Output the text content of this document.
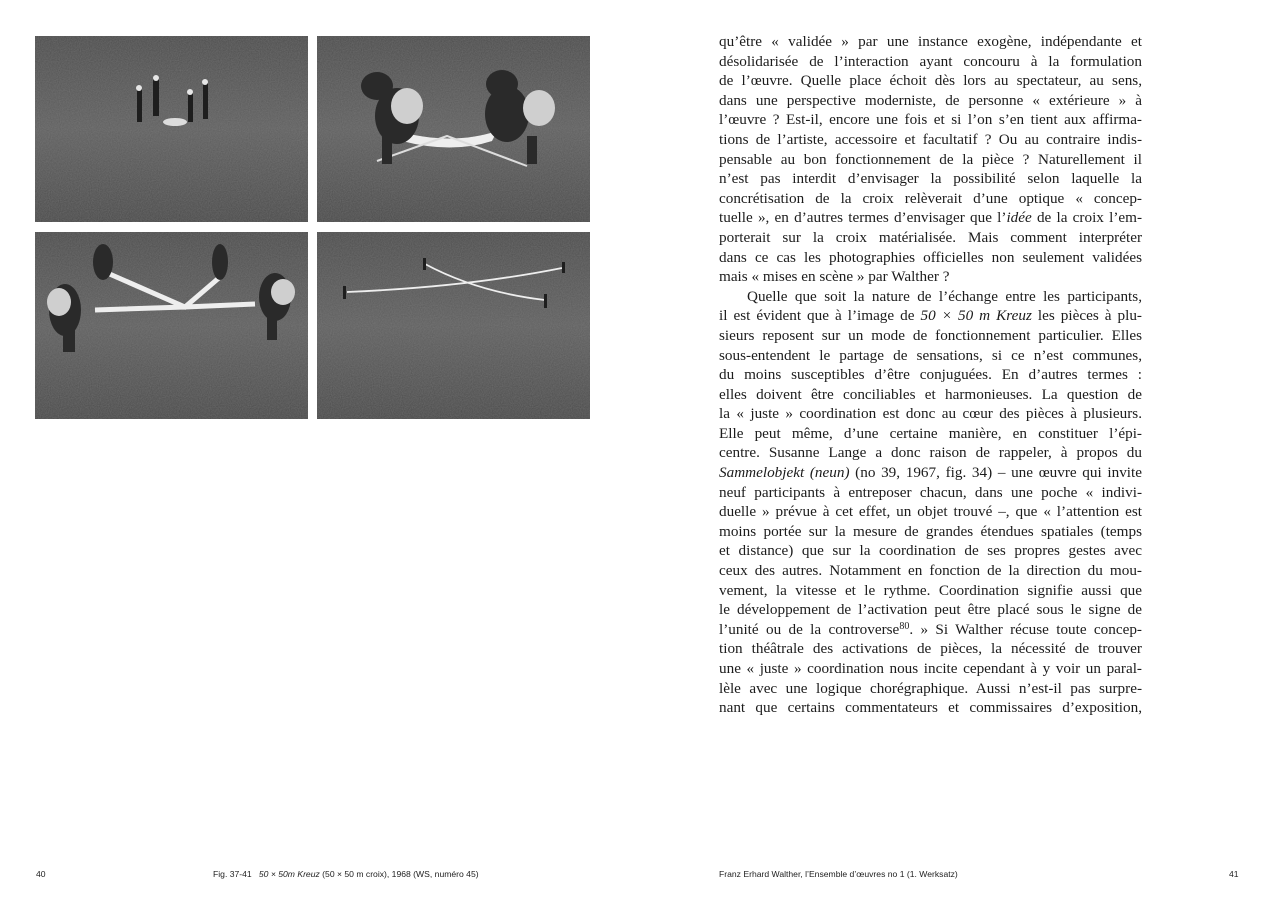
qu’être « validée » par une instance exogène, indépendante et
désolidarisée de l’interaction ayant concouru à la formulation
de l’œuvre. Quelle place échoit dès lors au spectateur, au sens,
dans une perspective moderniste, de personne « extérieure » à
l’œuvre ? Est-il, encore une fois et si l’on s’en tient aux affirma-
tions de l’artiste, accessoire et facultatif ? Ou au contraire indis-
pensable au bon fonctionnement de la pièce ? Naturellement il
n’est pas interdit d’envisager la possibilité selon laquelle la
concrétisation de la croix relèverait d’une optique « concep-
tuelle », en d’autres termes d’envisager que l’idée de la croix l’em-
porterait sur la croix matérialisée. Mais comment interpréter
dans ce cas les photographies officielles non seulement validées
mais « mises en scène » par Walther ?
Quelle que soit la nature de l’échange entre les participants,
il est évident que à l’image de 50 × 50 m Kreuz les pièces à plu-
sieurs reposent sur un mode de fonctionnement particulier. Elles
sous-entendent le partage de sensations, si ce n’est communes,
du moins susceptibles d’être conjuguées. En d’autres termes :
elles doivent être conciliables et harmonieuses. La question de
la « juste » coordination est donc au cœur des pièces à plusieurs.
Elle peut même, d’une certaine manière, en constituer l’épi-
centre. Susanne Lange a donc raison de rappeler, à propos du
Sammelobjekt (neun) (no 39, 1967, fig. 34) – une œuvre qui invite
neuf participants à entreposer chacun, dans une poche « indivi-
duelle » prévue à cet effet, un objet trouvé –, que « l’attention est
moins portée sur la mesure de grandes étendues spatiales (temps
et distance) que sur la coordination de ses propres gestes avec
ceux des autres. Notamment en fonction de la direction du mou-
vement, la vitesse et le rythme. Coordination signifie aussi que
le développement de l’activation peut être placé sous le signe de
l’unité ou de la controverse$^{80}$. » Si Walther récuse toute concep-
tion théâtrale des activations de pièces, la nécessité de trouver
une « juste » coordination nous incite cependant à y voir un paral-
lèle avec une logique chorégraphique. Aussi n’est-il pas surpre-
nant que certains commentateurs et commissaires d’exposition,
40	Fig. 37-41 50 × 50m Kreuz (50 × 50 m croix), 1968 (WS, numéro 45)	Franz Erhard Walther, l’Ensemble d’œuvres no 1 (1. Werksatz)	41
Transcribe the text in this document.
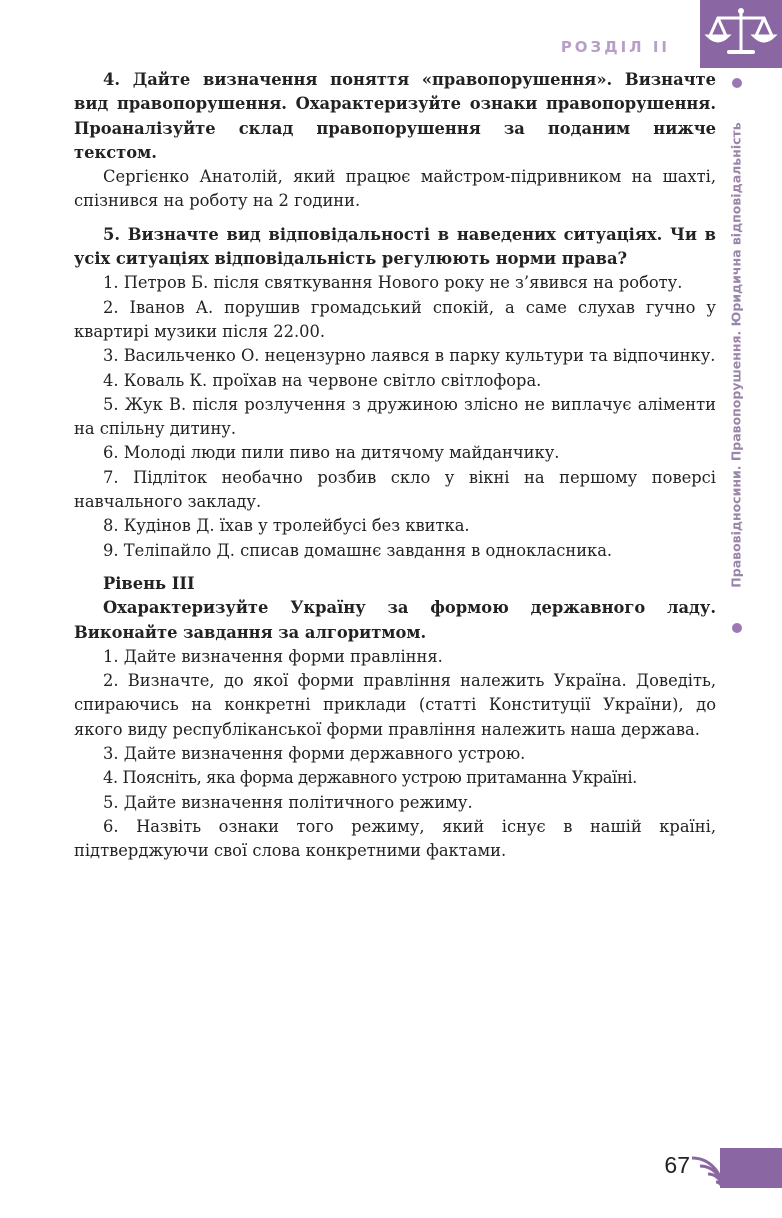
РОЗДІЛ II
Правовідносини. Правопорушення. Юридична відповідальність

4. Дайте визначення поняття «правопорушення». Визначте вид правопорушення. Охарактеризуйте ознаки правопорушення. Проаналізуйте склад правопорушення за поданим нижче текстом.

Сергієнко Анатолій, який працює майстром-підривником на шахті, спізнився на роботу на 2 години.

5. Визначте вид відповідальності в наведених ситуаціях. Чи в усіх ситуаціях відповідальність регулюють норми права?

1. Петров Б. після святкування Нового року не з’явився на роботу.

2. Іванов А. порушив громадський спокій, а саме слухав гучно у квартирі музики після 22.00.

3. Васильченко О. нецензурно лаявся в парку культури та відпочинку.

4. Коваль К. проїхав на червоне світло світлофора.

5. Жук В. після розлучення з дружиною злісно не виплачує аліменти на спільну дитину.

6. Молоді люди пили пиво на дитячому майданчику.

7. Підліток необачно розбив скло у вікні на першому поверсі навчального закладу.

8. Кудінов Д. їхав у тролейбусі без квитка.

9. Теліпайло Д. списав домашнє завдання в однокласника.

Рівень III

Охарактеризуйте Україну за формою державного ладу. Виконайте завдання за алгоритмом.

1. Дайте визначення форми правління.

2. Визначте, до якої форми правління належить Україна. Доведіть, спираючись на конкретні приклади (статті Конституції України), до якого виду республіканської форми правління належить наша держава.

3. Дайте визначення форми державного устрою.

4. Поясніть, яка форма державного устрою притаманна Україні.

5. Дайте визначення політичного режиму.

6. Назвіть ознаки того режиму, який існує в нашій країні, підтверджуючи свої слова конкретними фактами.

67
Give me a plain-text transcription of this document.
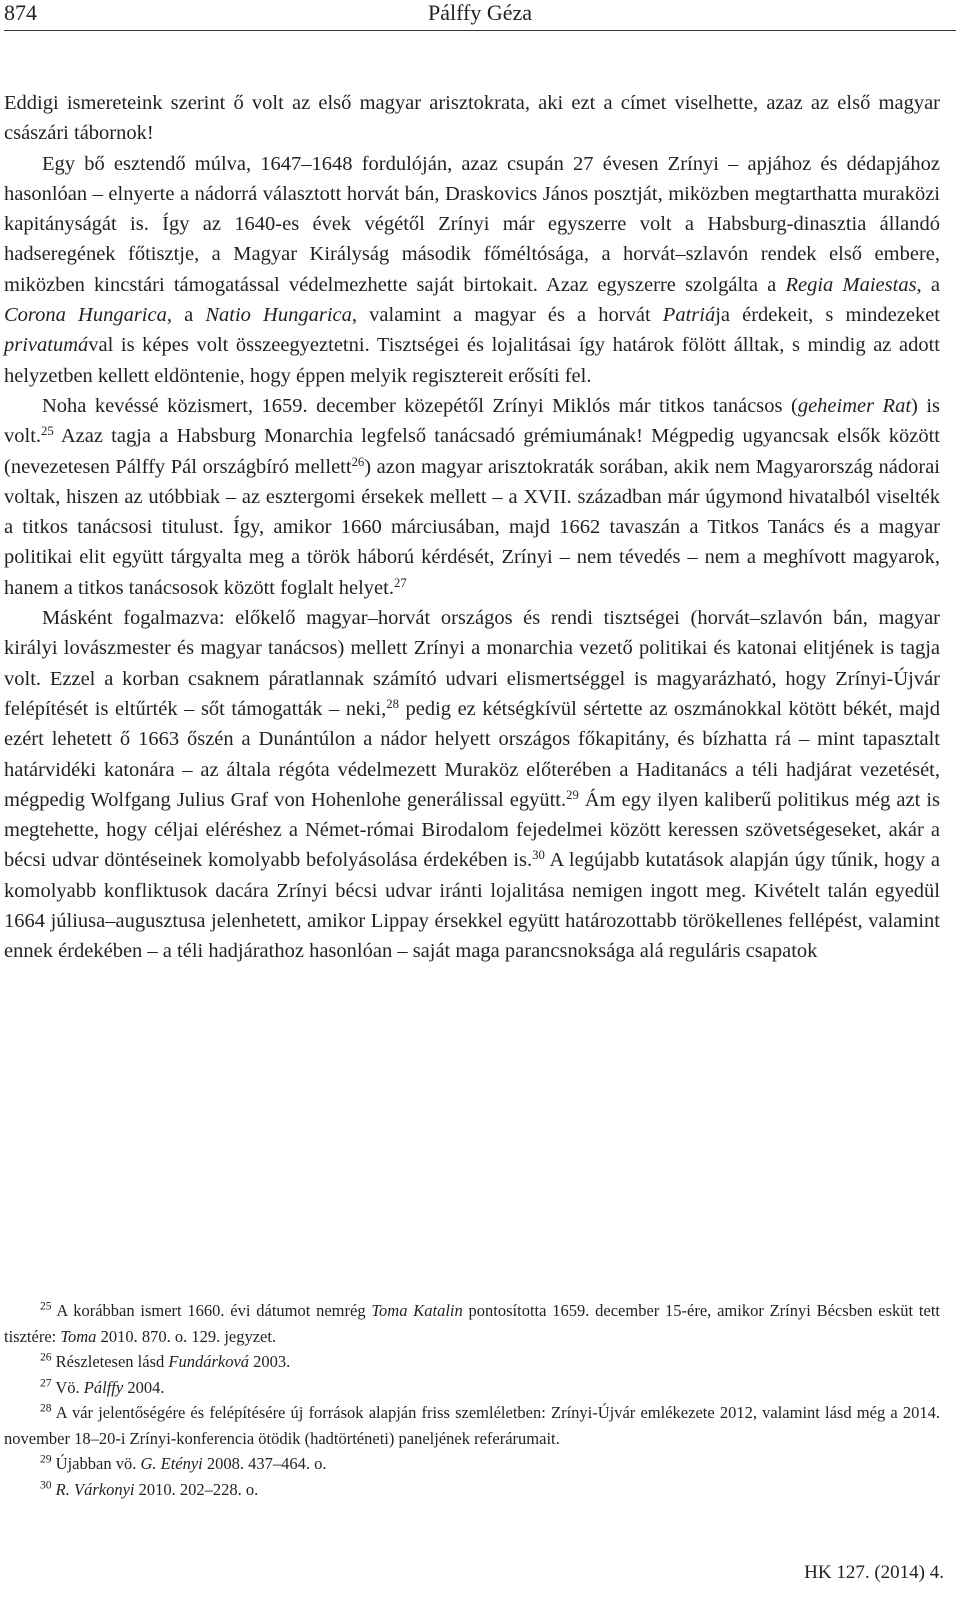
874	Pálffy Géza

Eddigi ismereteink szerint ő volt az első magyar arisztokrata, aki ezt a címet viselhette, azaz az első magyar császári tábornok!

Egy bő esztendő múlva, 1647–1648 fordulóján, azaz csupán 27 évesen Zrínyi – apjához és dédapjához hasonlóan – elnyerte a nádorrá választott horvát bán, Draskovics János posztját, miközben megtarthatta muraközi kapitányságát is. Így az 1640-es évek végétől Zrínyi már egyszerre volt a Habsburg-dinasztia állandó hadseregének főtisztje, a Magyar Királyság második főméltósága, a horvát–szlavón rendek első embere, miközben kincstári támogatással védelmezhette saját birtokait. Azaz egyszerre szolgálta a Regia Maiestas, a Corona Hungarica, a Natio Hungarica, valamint a magyar és a horvát Patriája érdekeit, s mindezeket privatumával is képes volt összeegyeztetni. Tisztségei és lojalitásai így határok fölött álltak, s mindig az adott helyzetben kellett eldöntenie, hogy éppen melyik regisztereit erősíti fel.

Noha kevéssé közismert, 1659. december közepétől Zrínyi Miklós már titkos tanácsos (geheimer Rat) is volt.$^{25}$ Azaz tagja a Habsburg Monarchia legfelső tanácsadó grémiumának! Mégpedig ugyancsak elsők között (nevezetesen Pálffy Pál országbíró mellett$^{26}$) azon magyar arisztokraták sorában, akik nem Magyarország nádorai voltak, hiszen az utóbbiak – az esztergomi érsekek mellett – a XVII. században már úgymond hivatalból viselték a titkos tanácsosi titulust. Így, amikor 1660 márciusában, majd 1662 tavaszán a Titkos Tanács és a magyar politikai elit együtt tárgyalta meg a török háború kérdését, Zrínyi – nem tévedés – nem a meghívott magyarok, hanem a titkos tanácsosok között foglalt helyet.$^{27}$

Másként fogalmazva: előkelő magyar–horvát országos és rendi tisztségei (horvát–szlavón bán, magyar királyi lovászmester és magyar tanácsos) mellett Zrínyi a monarchia vezető politikai és katonai elitjének is tagja volt. Ezzel a korban csaknem páratlannak számító udvari elismertséggel is magyarázható, hogy Zrínyi-Újvár felépítését is eltűrték – sőt támogatták – neki,$^{28}$ pedig ez kétségkívül sértette az oszmánokkal kötött békét, majd ezért lehetett ő 1663 őszén a Dunántúlon a nádor helyett országos főkapitány, és bízhatta rá – mint tapasztalt határvidéki katonára – az általa régóta védelmezett Muraköz előterében a Haditanács a téli hadjárat vezetését, mégpedig Wolfgang Julius Graf von Hohenlohe generálissal együtt.$^{29}$ Ám egy ilyen kaliberű politikus még azt is megtehette, hogy céljai eléréshez a Német-római Birodalom fejedelmei között keressen szövetségeseket, akár a bécsi udvar döntéseinek komolyabb befolyásolása érdekében is.$^{30}$ A legújabb kutatások alapján úgy tűnik, hogy a komolyabb konfliktusok dacára Zrínyi bécsi udvar iránti lojalitása nemigen ingott meg. Kivételt talán egyedül 1664 júliusa–augusztusa jelenhetett, amikor Lippay érsekkel együtt határozottabb törökellenes fellépést, valamint ennek érdekében – a téli hadjárathoz hasonlóan – saját maga parancsnoksága alá reguláris csapatok

$^{25}$ A korábban ismert 1660. évi dátumot nemrég Toma Katalin pontosította 1659. december 15-ére, amikor Zrínyi Bécsben esküt tett tisztére: Toma 2010. 870. o. 129. jegyzet.

$^{26}$ Részletesen lásd Fundárková 2003.

$^{27}$ Vö. Pálffy 2004.

$^{28}$ A vár jelentőségére és felépítésére új források alapján friss szemléletben: Zrínyi-Újvár emlékezete 2012, valamint lásd még a 2014. november 18–20-i Zrínyi-konferencia ötödik (hadtörténeti) paneljének referárumait.

$^{29}$ Újabban vö. G. Etényi 2008. 437–464. o.

$^{30}$ R. Várkonyi 2010. 202–228. o.

HK 127. (2014) 4.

○ ○ ○ ○ ○

# WHAT TO WORK ON:
State how many lines of the material contain the string "державного", with no other words.

# ANSWER FOR THE TASK:
3